STATED GOAL: Could you transcribe every record below exactly as written, leaving out any pictures?

RECORDS FOR THIS EXERCISE:

____

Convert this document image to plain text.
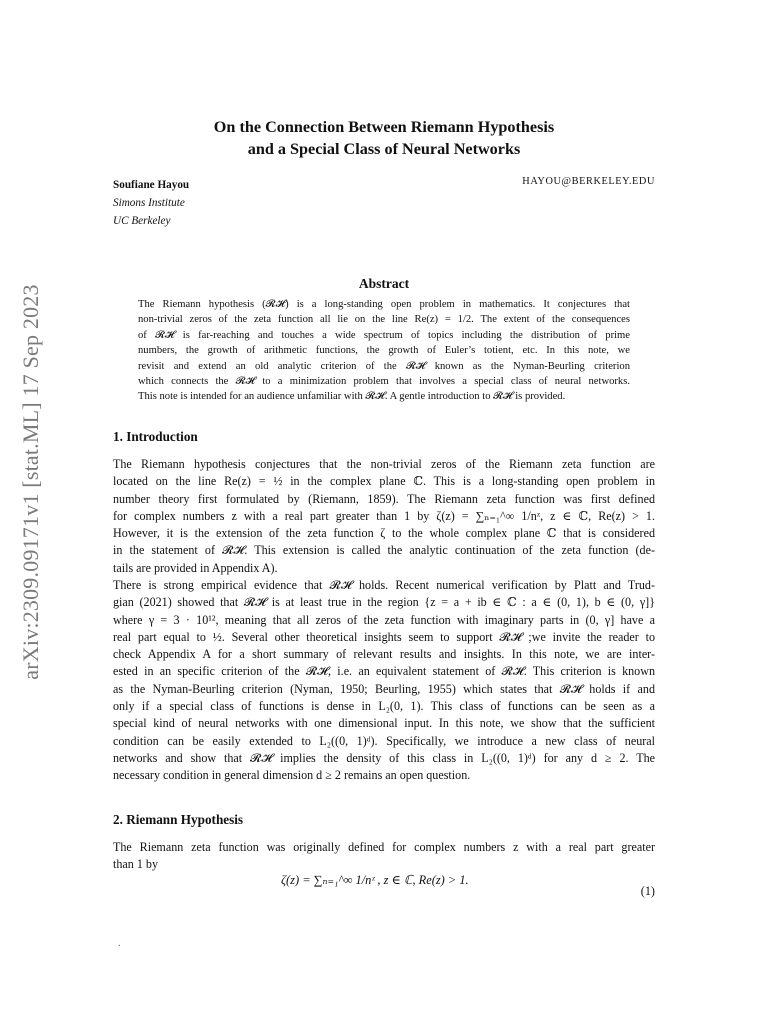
arXiv:2309.09171v1 [stat.ML] 17 Sep 2023
On the Connection Between Riemann Hypothesis
and a Special Class of Neural Networks
Soufiane Hayou
Simons Institute
UC Berkeley
HAYOU@BERKELEY.EDU
Abstract
The Riemann hypothesis (𝓡𝓗) is a long-standing open problem in mathematics. It conjectures that
non-trivial zeros of the zeta function all lie on the line Re(z) = 1/2. The extent of the consequences
of 𝓡𝓗 is far-reaching and touches a wide spectrum of topics including the distribution of prime
numbers, the growth of arithmetic functions, the growth of Euler’s totient, etc. In this note, we
revisit and extend an old analytic criterion of the 𝓡𝓗 known as the Nyman-Beurling criterion
which connects the 𝓡𝓗 to a minimization problem that involves a special class of neural networks.
This note is intended for an audience unfamiliar with 𝓡𝓗. A gentle introduction to 𝓡𝓗 is provided.
1. Introduction
The Riemann hypothesis conjectures that the non-trivial zeros of the Riemann zeta function are
located on the line Re(z) = ½ in the complex plane ℂ. This is a long-standing open problem in
number theory first formulated by (Riemann, 1859). The Riemann zeta function was first defined
for complex numbers z with a real part greater than 1 by ζ(z) = ∑ₙ₌₁^∞ 1/nᶻ, z ∈ ℂ, Re(z) > 1.
However, it is the extension of the zeta function ζ to the whole complex plane ℂ that is considered
in the statement of 𝓡𝓗. This extension is called the analytic continuation of the zeta function (de-
tails are provided in Appendix A).
There is strong empirical evidence that 𝓡𝓗 holds. Recent numerical verification by Platt and Trud-
gian (2021) showed that 𝓡𝓗 is at least true in the region {z = a + ib ∈ ℂ : a ∈ (0, 1), b ∈ (0, γ]}
where γ = 3 · 10¹², meaning that all zeros of the zeta function with imaginary parts in (0, γ] have a
real part equal to ½. Several other theoretical insights seem to support 𝓡𝓗 ;we invite the reader to
check Appendix A for a short summary of relevant results and insights. In this note, we are inter-
ested in an specific criterion of the 𝓡𝓗, i.e. an equivalent statement of 𝓡𝓗. This criterion is known
as the Nyman-Beurling criterion (Nyman, 1950; Beurling, 1955) which states that 𝓡𝓗 holds if and
only if a special class of functions is dense in L₂(0, 1). This class of functions can be seen as a
special kind of neural networks with one dimensional input. In this note, we show that the sufficient
condition can be easily extended to L₂((0, 1)ᵈ). Specifically, we introduce a new class of neural
networks and show that 𝓡𝓗 implies the density of this class in L₂((0, 1)ᵈ) for any d ≥ 2. The
necessary condition in general dimension d ≥ 2 remains an open question.
2. Riemann Hypothesis
The Riemann zeta function was originally defined for complex numbers z with a real part greater
than 1 by
ζ(z) = ∑ₙ₌₁^∞ 1/nᶻ , z ∈ ℂ, Re(z) > 1.
(1)
.
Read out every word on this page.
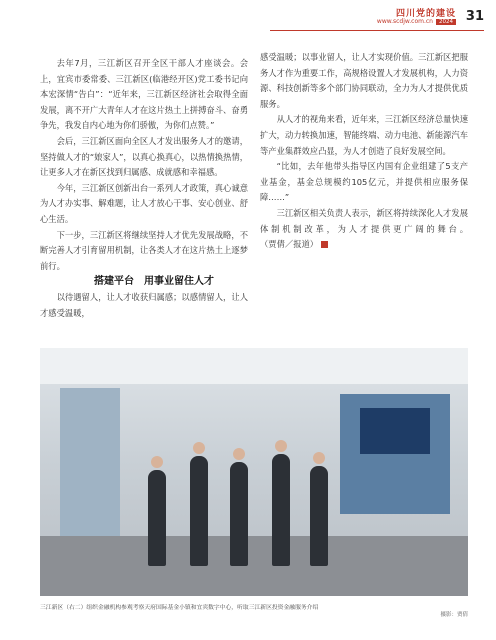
四川党的建设
www.scdjw.com.cn 2024 31

去年7月，三江新区召开全区干部人才座谈会。会上，宜宾市委常委、三江新区(临港经开区)党工委书记向本宏深情“告白”：“近年来，三江新区经济社会取得全面发展，离不开广大青年人才在这片热土上拼搏奋斗、奋勇争先，我发自内心地为你们骄傲，为你们点赞。”

会后，三江新区面向全区人才发出服务人才的邀请，坚持做人才的“娘家人”，以真心换真心，以热情换热情，让更多人才在新区找到归属感、成就感和幸福感。

今年，三江新区创新出台一系列人才政策，真心诚意为人才办实事、解难题，让人才放心干事、安心创业、舒心生活。

下一步，三江新区将继续坚持人才优先发展战略，不断完善人才引育留用机制，让各类人才在这片热土上逐梦前行。

搭建平台　用事业留住人才

以待遇留人，让人才收获归属感；以感情留人，让人才感受温暖，

感受温暖；以事业留人，让人才实现价值。三江新区把服务人才作为重要工作，高规格设置人才发展机构，人力资源、科技创新等多个部门协同联动，全力为人才提供优质服务。

从人才的视角来看，近年来，三江新区经济总量快速扩大，动力转换加速，智能终端、动力电池、新能源汽车等产业集群效应凸显，为人才创造了良好发展空间。

“比如，去年他带头指导区内国有企业组建了5支产业基金，基金总规模约105亿元，并提供相应服务保障……”

三江新区相关负责人表示，新区将持续深化人才发展体制机制改革，为人才提供更广阔的舞台。（贾倩／报道）

三江新区（右二）组织金融机构参观考察天府国际基金小镇和宜宾数字中心，听取三江新区投资金融服务介绍
摄影：贾倩
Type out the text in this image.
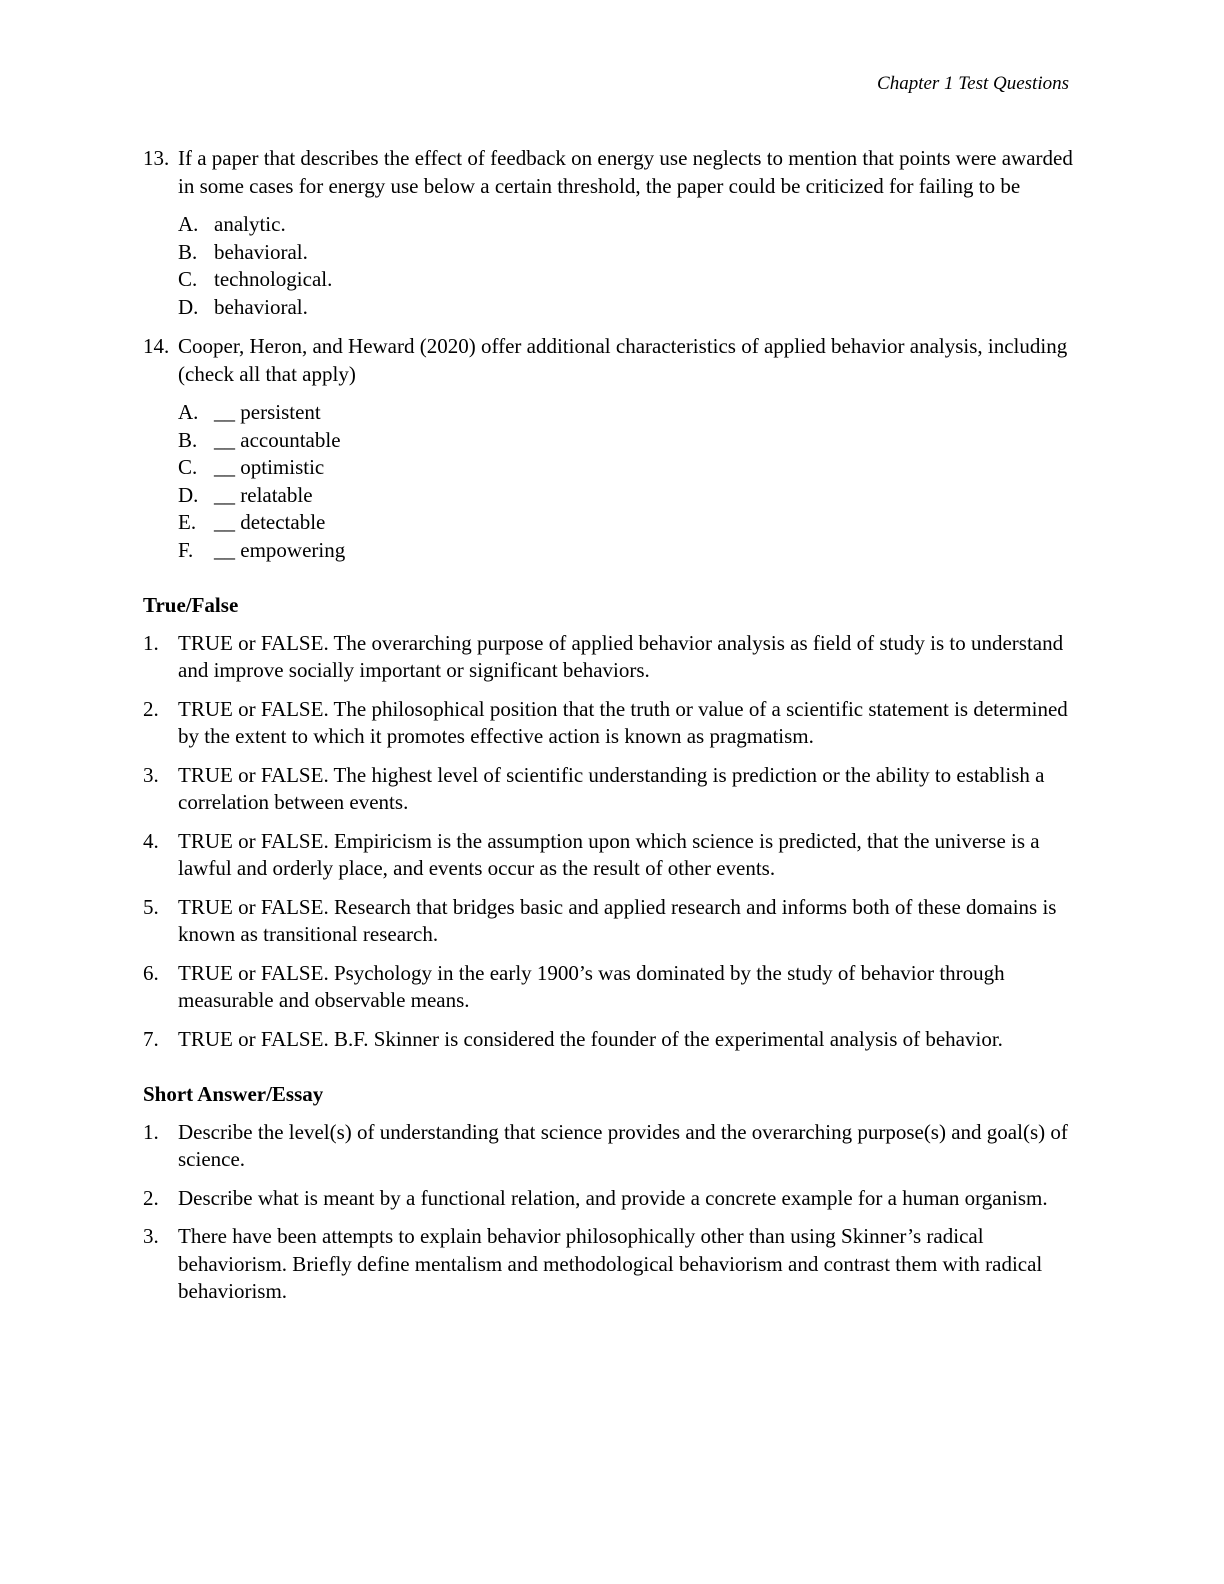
Chapter 1 Test Questions
13. If a paper that describes the effect of feedback on energy use neglects to mention that points were awarded in some cases for energy use below a certain threshold, the paper could be criticized for failing to be
A. analytic.
B. behavioral.
C. technological.
D. behavioral.
14. Cooper, Heron, and Heward (2020) offer additional characteristics of applied behavior analysis, including (check all that apply)
A. __ persistent
B. __ accountable
C. __ optimistic
D. __ relatable
E. __ detectable
F. __ empowering
True/False
1. TRUE or FALSE. The overarching purpose of applied behavior analysis as field of study is to understand and improve socially important or significant behaviors.
2. TRUE or FALSE. The philosophical position that the truth or value of a scientific statement is determined by the extent to which it promotes effective action is known as pragmatism.
3. TRUE or FALSE. The highest level of scientific understanding is prediction or the ability to establish a correlation between events.
4. TRUE or FALSE. Empiricism is the assumption upon which science is predicted, that the universe is a lawful and orderly place, and events occur as the result of other events.
5. TRUE or FALSE. Research that bridges basic and applied research and informs both of these domains is known as transitional research.
6. TRUE or FALSE. Psychology in the early 1900’s was dominated by the study of behavior through measurable and observable means.
7. TRUE or FALSE. B.F. Skinner is considered the founder of the experimental analysis of behavior.
Short Answer/Essay
1. Describe the level(s) of understanding that science provides and the overarching purpose(s) and goal(s) of science.
2. Describe what is meant by a functional relation, and provide a concrete example for a human organism.
3. There have been attempts to explain behavior philosophically other than using Skinner’s radical behaviorism. Briefly define mentalism and methodological behaviorism and contrast them with radical behaviorism.
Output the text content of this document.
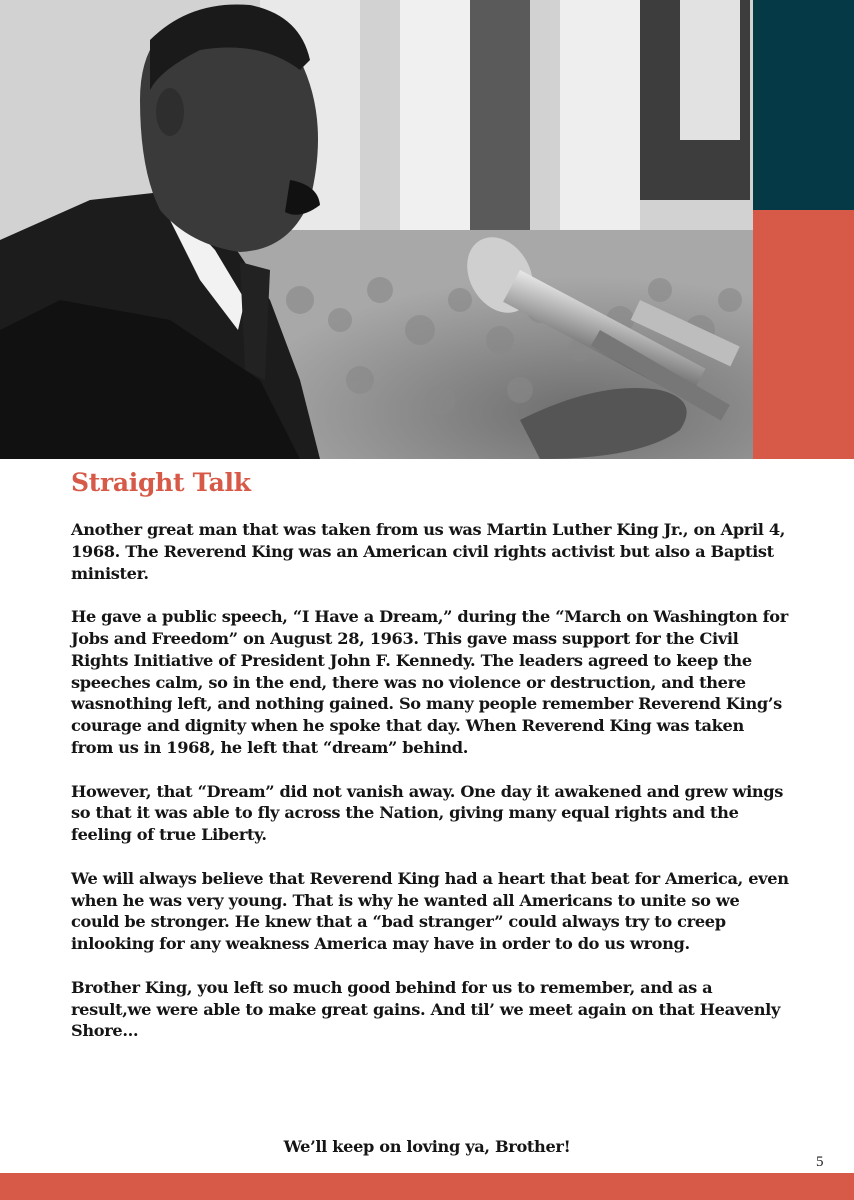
Straight Talk

Another great man that was taken from us was Martin Luther King Jr., on April 4, 1968. The Reverend King was an American civil rights activist but also a Baptist minister.

He gave a public speech, “I Have a Dream,” during the “March on Washington for Jobs and Freedom” on August 28, 1963. This gave mass support for the Civil Rights Initiative of President John F. Kennedy. The leaders agreed to keep the speeches calm, so in the end, there was no violence or destruction, and there wasnothing left, and nothing gained. So many people remember Reverend King’s courage and dignity when he spoke that day. When Reverend King was taken from us in 1968, he left that “dream” behind.

However, that “Dream” did not vanish away. One day it awakened and grew wings so that it was able to fly across the Nation, giving many equal rights and the feeling of true Liberty.

We will always believe that Reverend King had a heart that beat for America, even when he was very young. That is why he wanted all Americans to unite so we could be stronger. He knew that a “bad stranger” could always try to creep inlooking for any weakness America may have in order to do us wrong.

Brother King, you left so much good behind for us to remember, and as a result,we were able to make great gains. And til’ we meet again on that Heavenly Shore…

We’ll keep on loving ya, Brother!
5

____

EXERCISE RESPONSE:
Convert this document image to plain text.
arXiv:2309.09171v1 [stat.ML] 17 Sep 2023
On the Connection Between Riemann Hypothesis
and a Special Class of Neural Networks
Soufiane Hayou
Simons Institute
UC Berkeley
HAYOU@BERKELEY.EDU
Abstract
The Riemann hypothesis (𝓡𝓗) is a long-standing open problem in mathematics. It conjectures that
non-trivial zeros of the zeta function all lie on the line Re(z) = 1/2. The extent of the consequences
of 𝓡𝓗 is far-reaching and touches a wide spectrum of topics including the distribution of prime
numbers, the growth of arithmetic functions, the growth of Euler’s totient, etc. In this note, we
revisit and extend an old analytic criterion of the 𝓡𝓗 known as the Nyman-Beurling criterion
which connects the 𝓡𝓗 to a minimization problem that involves a special class of neural networks.
This note is intended for an audience unfamiliar with 𝓡𝓗. A gentle introduction to 𝓡𝓗 is provided.
1. Introduction
The Riemann hypothesis conjectures that the non-trivial zeros of the Riemann zeta function are
located on the line Re(z) = ½ in the complex plane ℂ. This is a long-standing open problem in
number theory first formulated by (Riemann, 1859). The Riemann zeta function was first defined
for complex numbers z with a real part greater than 1 by ζ(z) = ∑ₙ₌₁^∞ 1/nᶻ, z ∈ ℂ, Re(z) > 1.
However, it is the extension of the zeta function ζ to the whole complex plane ℂ that is considered
in the statement of 𝓡𝓗. This extension is called the analytic continuation of the zeta function (de-
tails are provided in Appendix A).
There is strong empirical evidence that 𝓡𝓗 holds. Recent numerical verification by Platt and Trud-
gian (2021) showed that 𝓡𝓗 is at least true in the region {z = a + ib ∈ ℂ : a ∈ (0, 1), b ∈ (0, γ]}
where γ = 3 · 10¹², meaning that all zeros of the zeta function with imaginary parts in (0, γ] have a
real part equal to ½. Several other theoretical insights seem to support 𝓡𝓗 ;we invite the reader to
check Appendix A for a short summary of relevant results and insights. In this note, we are inter-
ested in an specific criterion of the 𝓡𝓗, i.e. an equivalent statement of 𝓡𝓗. This criterion is known
as the Nyman-Beurling criterion (Nyman, 1950; Beurling, 1955) which states that 𝓡𝓗 holds if and
only if a special class of functions is dense in L₂(0, 1). This class of functions can be seen as a
special kind of neural networks with one dimensional input. In this note, we show that the sufficient
condition can be easily extended to L₂((0, 1)ᵈ). Specifically, we introduce a new class of neural
networks and show that 𝓡𝓗 implies the density of this class in L₂((0, 1)ᵈ) for any d ≥ 2. The
necessary condition in general dimension d ≥ 2 remains an open question.
2. Riemann Hypothesis
The Riemann zeta function was originally defined for complex numbers z with a real part greater
than 1 by
ζ(z) = ∑ₙ₌₁^∞ 1/nᶻ , z ∈ ℂ, Re(z) > 1.
(1)
.
Read out every word on this page.
四川党的建设
www.scdjw.com.cn 2024 31

去年7月，三江新区召开全区干部人才座谈会。会上，宜宾市委常委、三江新区(临港经开区)党工委书记向本宏深情“告白”：“近年来，三江新区经济社会取得全面发展，离不开广大青年人才在这片热土上拼搏奋斗、奋勇争先，我发自内心地为你们骄傲，为你们点赞。”

会后，三江新区面向全区人才发出服务人才的邀请，坚持做人才的“娘家人”，以真心换真心，以热情换热情，让更多人才在新区找到归属感、成就感和幸福感。

今年，三江新区创新出台一系列人才政策，真心诚意为人才办实事、解难题，让人才放心干事、安心创业、舒心生活。

下一步，三江新区将继续坚持人才优先发展战略，不断完善人才引育留用机制，让各类人才在这片热土上逐梦前行。

搭建平台　用事业留住人才

以待遇留人，让人才收获归属感；以感情留人，让人才感受温暖，

感受温暖；以事业留人，让人才实现价值。三江新区把服务人才作为重要工作，高规格设置人才发展机构，人力资源、科技创新等多个部门协同联动，全力为人才提供优质服务。

从人才的视角来看，近年来，三江新区经济总量快速扩大，动力转换加速，智能终端、动力电池、新能源汽车等产业集群效应凸显，为人才创造了良好发展空间。

“比如，去年他带头指导区内国有企业组建了5支产业基金，基金总规模约105亿元，并提供相应服务保障……”

三江新区相关负责人表示，新区将持续深化人才发展体制机制改革，为人才提供更广阔的舞台。（贾倩／报道）

三江新区（右二）组织金融机构参观考察天府国际基金小镇和宜宾数字中心，听取三江新区投资金融服务介绍
摄影：贾倩
Type out the text in this image.
Chapter 1 Test Questions
13. If a paper that describes the effect of feedback on energy use neglects to mention that points were awarded in some cases for energy use below a certain threshold, the paper could be criticized for failing to be
A. analytic.
B. behavioral.
C. technological.
D. behavioral.
14. Cooper, Heron, and Heward (2020) offer additional characteristics of applied behavior analysis, including (check all that apply)
A. __ persistent
B. __ accountable
C. __ optimistic
D. __ relatable
E. __ detectable
F. __ empowering
True/False
1. TRUE or FALSE. The overarching purpose of applied behavior analysis as field of study is to understand and improve socially important or significant behaviors.
2. TRUE or FALSE. The philosophical position that the truth or value of a scientific statement is determined by the extent to which it promotes effective action is known as pragmatism.
3. TRUE or FALSE. The highest level of scientific understanding is prediction or the ability to establish a correlation between events.
4. TRUE or FALSE. Empiricism is the assumption upon which science is predicted, that the universe is a lawful and orderly place, and events occur as the result of other events.
5. TRUE or FALSE. Research that bridges basic and applied research and informs both of these domains is known as transitional research.
6. TRUE or FALSE. Psychology in the early 1900’s was dominated by the study of behavior through measurable and observable means.
7. TRUE or FALSE. B.F. Skinner is considered the founder of the experimental analysis of behavior.
Short Answer/Essay
1. Describe the level(s) of understanding that science provides and the overarching purpose(s) and goal(s) of science.
2. Describe what is meant by a functional relation, and provide a concrete example for a human organism.
3. There have been attempts to explain behavior philosophically other than using Skinner’s radical behaviorism. Briefly define mentalism and methodological behaviorism and contrast them with radical behaviorism.
Output the text content of this document.
Straight Talk

Another great man that was taken from us was Martin Luther King Jr., on April 4, 1968. The Reverend King was an American civil rights activist but also a Baptist minister.

He gave a public speech, “I Have a Dream,” during the “March on Washington for Jobs and Freedom” on August 28, 1963. This gave mass support for the Civil Rights Initiative of President John F. Kennedy. The leaders agreed to keep the speeches calm, so in the end, there was no violence or destruction, and there wasnothing left, and nothing gained. So many people remember Reverend King’s courage and dignity when he spoke that day. When Reverend King was taken from us in 1968, he left that “dream” behind.

However, that “Dream” did not vanish away. One day it awakened and grew wings so that it was able to fly across the Nation, giving many equal rights and the feeling of true Liberty.

We will always believe that Reverend King had a heart that beat for America, even when he was very young. That is why he wanted all Americans to unite so we could be stronger. He knew that a “bad stranger” could always try to creep inlooking for any weakness America may have in order to do us wrong.

Brother King, you left so much good behind for us to remember, and as a result,we were able to make great gains. And til’ we meet again on that Heavenly Shore…

We’ll keep on loving ya, Brother!
5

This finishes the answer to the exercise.